### Objective
Set each record down exactly, excluding all images.

### Supplied data
☆ ☆ ☆ ☆

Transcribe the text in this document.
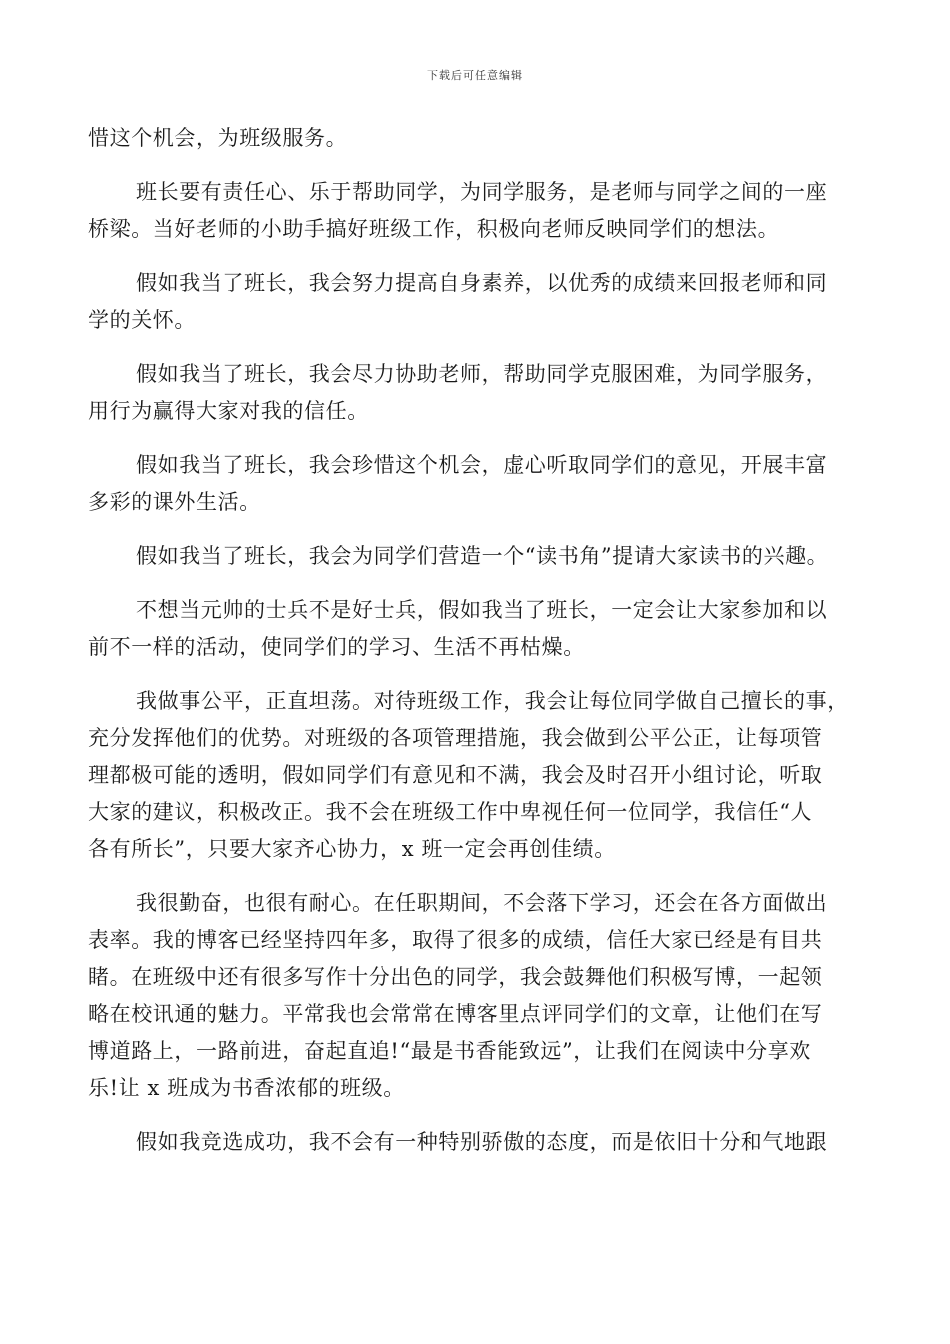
下载后可任意编辑

惜这个机会，为班级服务。

班长要有责任心、乐于帮助同学，为同学服务，是老师与同学之间的一座
桥梁。当好老师的小助手搞好班级工作，积极向老师反映同学们的想法。

假如我当了班长，我会努力提高自身素养，以优秀的成绩来回报老师和同
学的关怀。

假如我当了班长，我会尽力协助老师，帮助同学克服困难，为同学服务，
用行为赢得大家对我的信任。

假如我当了班长，我会珍惜这个机会，虚心听取同学们的意见，开展丰富
多彩的课外生活。

假如我当了班长，我会为同学们营造一个“读书角”提请大家读书的兴趣。

不想当元帅的士兵不是好士兵，假如我当了班长，一定会让大家参加和以
前不一样的活动，使同学们的学习、生活不再枯燥。

我做事公平，正直坦荡。对待班级工作，我会让每位同学做自己擅长的事，
充分发挥他们的优势。对班级的各项管理措施，我会做到公平公正，让每项管
理都极可能的透明，假如同学们有意见和不满，我会及时召开小组讨论，听取
大家的建议，积极改正。我不会在班级工作中卑视任何一位同学，我信任“人
各有所长”，只要大家齐心协力，x 班一定会再创佳绩。

我很勤奋，也很有耐心。在任职期间，不会落下学习，还会在各方面做出
表率。我的博客已经坚持四年多，取得了很多的成绩，信任大家已经是有目共
睹。在班级中还有很多写作十分出色的同学，我会鼓舞他们积极写博，一起领
略在校讯通的魅力。平常我也会常常在博客里点评同学们的文章，让他们在写
博道路上，一路前进，奋起直追!“最是书香能致远”，让我们在阅读中分享欢
乐!让 x 班成为书香浓郁的班级。

假如我竞选成功，我不会有一种特别骄傲的态度，而是依旧十分和气地跟
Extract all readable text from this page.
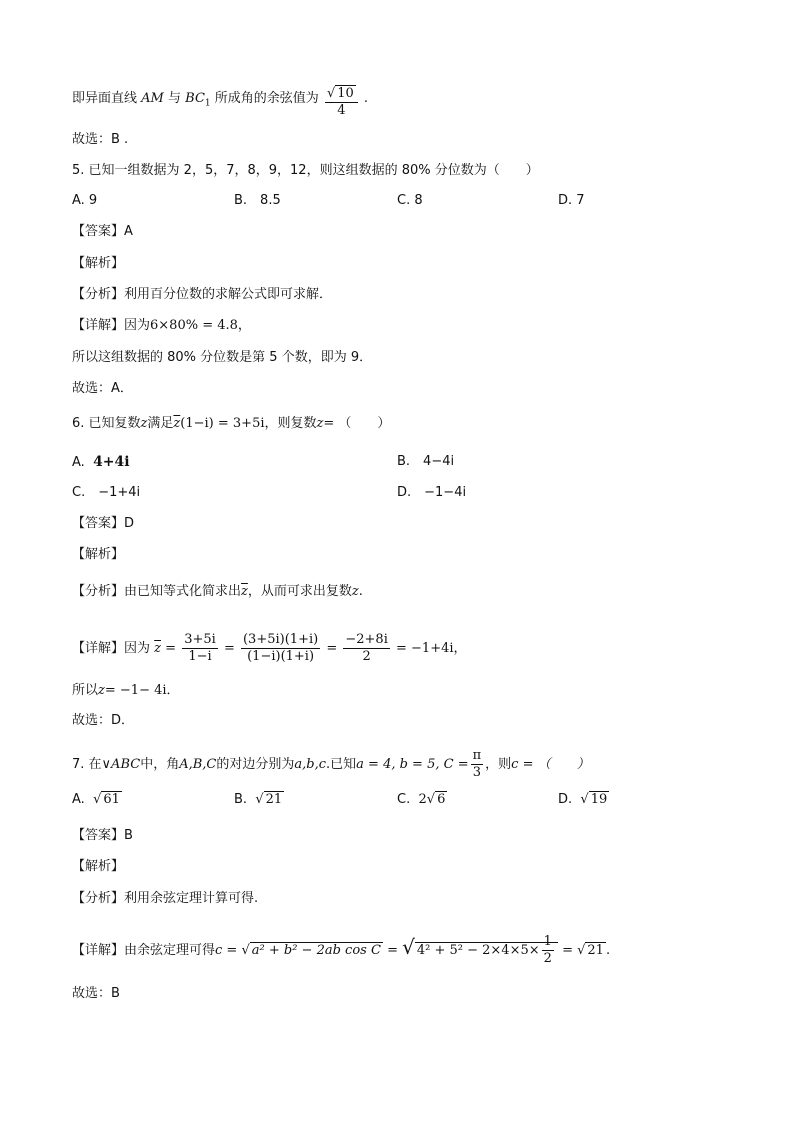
即异面直线 AM 与 $BC_1$ 所成角的余弦值为 $\frac{√ 10}{4}$ .
故选：B .
5. 已知一组数据为 2，5，7，8，9，12，则这组数据的 80% 分位数为（　　）
A. 9	B.　8.5	C. 8	D. 7
【答案】A
【解析】
【分析】利用百分位数的求解公式即可求解．
【详解】因为6×80% = 4.8，
所以这组数据的 80% 分位数是第 5 个数，即为 9．
故选：A．
6. 已知复数z满足$\overline{z}(1-i) = 3+5i$，则复数z= （　　）
A. 4+4i	B.　4−4i
C.　−1+4i	D.　−1−4i
【答案】D
【解析】
【分析】由已知等式化简求出$\overline{z}$，从而可求出复数z.
【详解】因为 $\overline{z} = \frac{3+5i}{1-i} = \frac{(3+5i)(1+i)}{(1-i)(1+i)} = \frac{-2+8i}{2} = -1+4i$，
所以z= −1− 4i．
故选：D．
7. 在∨ABC中，角A,B,C的对边分别为a,b,c.已知a = 4, b = 5, $C = \frac{\pi}{3}$ ，则c = （　　）
A. √ 61	B. √ 21	C. 2√ 6	D. √ 19
【答案】B
【解析】
【分析】利用余弦定理计算可得.
【详解】由余弦定理可得c = √ a² + b² − 2ab cos C = √ $4^2 + 5^2 - 2\times 4\times 5\times \frac{1}{2}$ = √ 21 .
故选：B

☆ ☆ ☆ ☆

### Exercise output
Transcribe the text in this document.
下载后可任意编辑

惜这个机会，为班级服务。

班长要有责任心、乐于帮助同学，为同学服务，是老师与同学之间的一座
桥梁。当好老师的小助手搞好班级工作，积极向老师反映同学们的想法。

假如我当了班长，我会努力提高自身素养，以优秀的成绩来回报老师和同
学的关怀。

假如我当了班长，我会尽力协助老师，帮助同学克服困难，为同学服务，
用行为赢得大家对我的信任。

假如我当了班长，我会珍惜这个机会，虚心听取同学们的意见，开展丰富
多彩的课外生活。

假如我当了班长，我会为同学们营造一个“读书角”提请大家读书的兴趣。

不想当元帅的士兵不是好士兵，假如我当了班长，一定会让大家参加和以
前不一样的活动，使同学们的学习、生活不再枯燥。

我做事公平，正直坦荡。对待班级工作，我会让每位同学做自己擅长的事，
充分发挥他们的优势。对班级的各项管理措施，我会做到公平公正，让每项管
理都极可能的透明，假如同学们有意见和不满，我会及时召开小组讨论，听取
大家的建议，积极改正。我不会在班级工作中卑视任何一位同学，我信任“人
各有所长”，只要大家齐心协力，x 班一定会再创佳绩。

我很勤奋，也很有耐心。在任职期间，不会落下学习，还会在各方面做出
表率。我的博客已经坚持四年多，取得了很多的成绩，信任大家已经是有目共
睹。在班级中还有很多写作十分出色的同学，我会鼓舞他们积极写博，一起领
略在校讯通的魅力。平常我也会常常在博客里点评同学们的文章，让他们在写
博道路上，一路前进，奋起直追!“最是书香能致远”，让我们在阅读中分享欢
乐!让 x 班成为书香浓郁的班级。

假如我竞选成功，我不会有一种特别骄傲的态度，而是依旧十分和气地跟
Extract all readable text from this page.
即异面直线 AM 与 $BC_1$ 所成角的余弦值为 $\frac{√ 10}{4}$ .
故选：B .
5. 已知一组数据为 2，5，7，8，9，12，则这组数据的 80% 分位数为（　　）
A. 9	B.　8.5	C. 8	D. 7
【答案】A
【解析】
【分析】利用百分位数的求解公式即可求解．
【详解】因为6×80% = 4.8，
所以这组数据的 80% 分位数是第 5 个数，即为 9．
故选：A．
6. 已知复数z满足$\overline{z}(1-i) = 3+5i$，则复数z= （　　）
A. 4+4i	B.　4−4i
C.　−1+4i	D.　−1−4i
【答案】D
【解析】
【分析】由已知等式化简求出$\overline{z}$，从而可求出复数z.
【详解】因为 $\overline{z} = \frac{3+5i}{1-i} = \frac{(3+5i)(1+i)}{(1-i)(1+i)} = \frac{-2+8i}{2} = -1+4i$，
所以z= −1− 4i．
故选：D．
7. 在∨ABC中，角A,B,C的对边分别为a,b,c.已知a = 4, b = 5, $C = \frac{\pi}{3}$ ，则c = （　　）
A. √ 61	B. √ 21	C. 2√ 6	D. √ 19
【答案】B
【解析】
【分析】利用余弦定理计算可得.
【详解】由余弦定理可得c = √ a² + b² − 2ab cos C = √ $4^2 + 5^2 - 2\times 4\times 5\times \frac{1}{2}$ = √ 21 .
故选：B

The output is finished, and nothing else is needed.